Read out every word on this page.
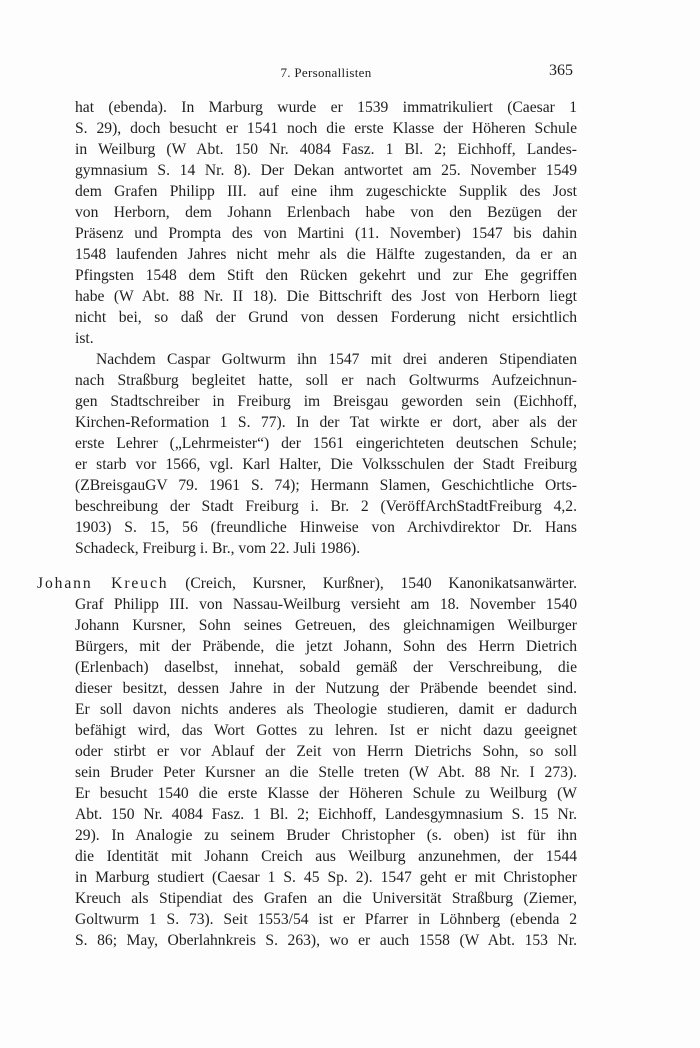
7. Personallisten	365
hat (ebenda). In Marburg wurde er 1539 immatrikuliert (Caesar 1
S. 29), doch besucht er 1541 noch die erste Klasse der Höheren Schule
in Weilburg (W Abt. 150 Nr. 4084 Fasz. 1 Bl. 2; Eichhoff, Landes-
gymnasium S. 14 Nr. 8). Der Dekan antwortet am 25. November 1549
dem Grafen Philipp III. auf eine ihm zugeschickte Supplik des Jost
von Herborn, dem Johann Erlenbach habe von den Bezügen der
Präsenz und Prompta des von Martini (11. November) 1547 bis dahin
1548 laufenden Jahres nicht mehr als die Hälfte zugestanden, da er an
Pfingsten 1548 dem Stift den Rücken gekehrt und zur Ehe gegriffen
habe (W Abt. 88 Nr. II 18). Die Bittschrift des Jost von Herborn liegt
nicht bei, so daß der Grund von dessen Forderung nicht ersichtlich
ist.
Nachdem Caspar Goltwurm ihn 1547 mit drei anderen Stipendiaten
nach Straßburg begleitet hatte, soll er nach Goltwurms Aufzeichnun-
gen Stadtschreiber in Freiburg im Breisgau geworden sein (Eichhoff,
Kirchen-Reformation 1 S. 77). In der Tat wirkte er dort, aber als der
erste Lehrer („Lehrmeister“) der 1561 eingerichteten deutschen Schule;
er starb vor 1566, vgl. Karl Halter, Die Volksschulen der Stadt Freiburg
(ZBreisgauGV 79. 1961 S. 74); Hermann Slamen, Geschichtliche Orts-
beschreibung der Stadt Freiburg i. Br. 2 (VeröffArchStadtFreiburg 4,2.
1903) S. 15, 56 (freundliche Hinweise von Archivdirektor Dr. Hans
Schadeck, Freiburg i. Br., vom 22. Juli 1986).
Johann Kreuch (Creich, Kursner, Kurßner), 1540 Kanonikatsanwärter.
Graf Philipp III. von Nassau-Weilburg versieht am 18. November 1540
Johann Kursner, Sohn seines Getreuen, des gleichnamigen Weilburger
Bürgers, mit der Präbende, die jetzt Johann, Sohn des Herrn Dietrich
(Erlenbach) daselbst, innehat, sobald gemäß der Verschreibung, die
dieser besitzt, dessen Jahre in der Nutzung der Präbende beendet sind.
Er soll davon nichts anderes als Theologie studieren, damit er dadurch
befähigt wird, das Wort Gottes zu lehren. Ist er nicht dazu geeignet
oder stirbt er vor Ablauf der Zeit von Herrn Dietrichs Sohn, so soll
sein Bruder Peter Kursner an die Stelle treten (W Abt. 88 Nr. I 273).
Er besucht 1540 die erste Klasse der Höheren Schule zu Weilburg (W
Abt. 150 Nr. 4084 Fasz. 1 Bl. 2; Eichhoff, Landesgymnasium S. 15 Nr.
29). In Analogie zu seinem Bruder Christopher (s. oben) ist für ihn
die Identität mit Johann Creich aus Weilburg anzunehmen, der 1544
in Marburg studiert (Caesar 1 S. 45 Sp. 2). 1547 geht er mit Christopher
Kreuch als Stipendiat des Grafen an die Universität Straßburg (Ziemer,
Goltwurm 1 S. 73). Seit 1553/54 ist er Pfarrer in Löhnberg (ebenda 2
S. 86; May, Oberlahnkreis S. 263), wo er auch 1558 (W Abt. 153 Nr.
= = =
### What needs to be done
Each record above must be returned exactly as written, with its pictures omitted.

### Problem solution
Read out every word on this page.
7. Personallisten	365
hat (ebenda). In Marburg wurde er 1539 immatrikuliert (Caesar 1
S. 29), doch besucht er 1541 noch die erste Klasse der Höheren Schule
in Weilburg (W Abt. 150 Nr. 4084 Fasz. 1 Bl. 2; Eichhoff, Landes-
gymnasium S. 14 Nr. 8). Der Dekan antwortet am 25. November 1549
dem Grafen Philipp III. auf eine ihm zugeschickte Supplik des Jost
von Herborn, dem Johann Erlenbach habe von den Bezügen der
Präsenz und Prompta des von Martini (11. November) 1547 bis dahin
1548 laufenden Jahres nicht mehr als die Hälfte zugestanden, da er an
Pfingsten 1548 dem Stift den Rücken gekehrt und zur Ehe gegriffen
habe (W Abt. 88 Nr. II 18). Die Bittschrift des Jost von Herborn liegt
nicht bei, so daß der Grund von dessen Forderung nicht ersichtlich
ist.
Nachdem Caspar Goltwurm ihn 1547 mit drei anderen Stipendiaten
nach Straßburg begleitet hatte, soll er nach Goltwurms Aufzeichnun-
gen Stadtschreiber in Freiburg im Breisgau geworden sein (Eichhoff,
Kirchen-Reformation 1 S. 77). In der Tat wirkte er dort, aber als der
erste Lehrer („Lehrmeister“) der 1561 eingerichteten deutschen Schule;
er starb vor 1566, vgl. Karl Halter, Die Volksschulen der Stadt Freiburg
(ZBreisgauGV 79. 1961 S. 74); Hermann Slamen, Geschichtliche Orts-
beschreibung der Stadt Freiburg i. Br. 2 (VeröffArchStadtFreiburg 4,2.
1903) S. 15, 56 (freundliche Hinweise von Archivdirektor Dr. Hans
Schadeck, Freiburg i. Br., vom 22. Juli 1986).
Johann Kreuch (Creich, Kursner, Kurßner), 1540 Kanonikatsanwärter.
Graf Philipp III. von Nassau-Weilburg versieht am 18. November 1540
Johann Kursner, Sohn seines Getreuen, des gleichnamigen Weilburger
Bürgers, mit der Präbende, die jetzt Johann, Sohn des Herrn Dietrich
(Erlenbach) daselbst, innehat, sobald gemäß der Verschreibung, die
dieser besitzt, dessen Jahre in der Nutzung der Präbende beendet sind.
Er soll davon nichts anderes als Theologie studieren, damit er dadurch
befähigt wird, das Wort Gottes zu lehren. Ist er nicht dazu geeignet
oder stirbt er vor Ablauf der Zeit von Herrn Dietrichs Sohn, so soll
sein Bruder Peter Kursner an die Stelle treten (W Abt. 88 Nr. I 273).
Er besucht 1540 die erste Klasse der Höheren Schule zu Weilburg (W
Abt. 150 Nr. 4084 Fasz. 1 Bl. 2; Eichhoff, Landesgymnasium S. 15 Nr.
29). In Analogie zu seinem Bruder Christopher (s. oben) ist für ihn
die Identität mit Johann Creich aus Weilburg anzunehmen, der 1544
in Marburg studiert (Caesar 1 S. 45 Sp. 2). 1547 geht er mit Christopher
Kreuch als Stipendiat des Grafen an die Universität Straßburg (Ziemer,
Goltwurm 1 S. 73). Seit 1553/54 ist er Pfarrer in Löhnberg (ebenda 2
S. 86; May, Oberlahnkreis S. 263), wo er auch 1558 (W Abt. 153 Nr.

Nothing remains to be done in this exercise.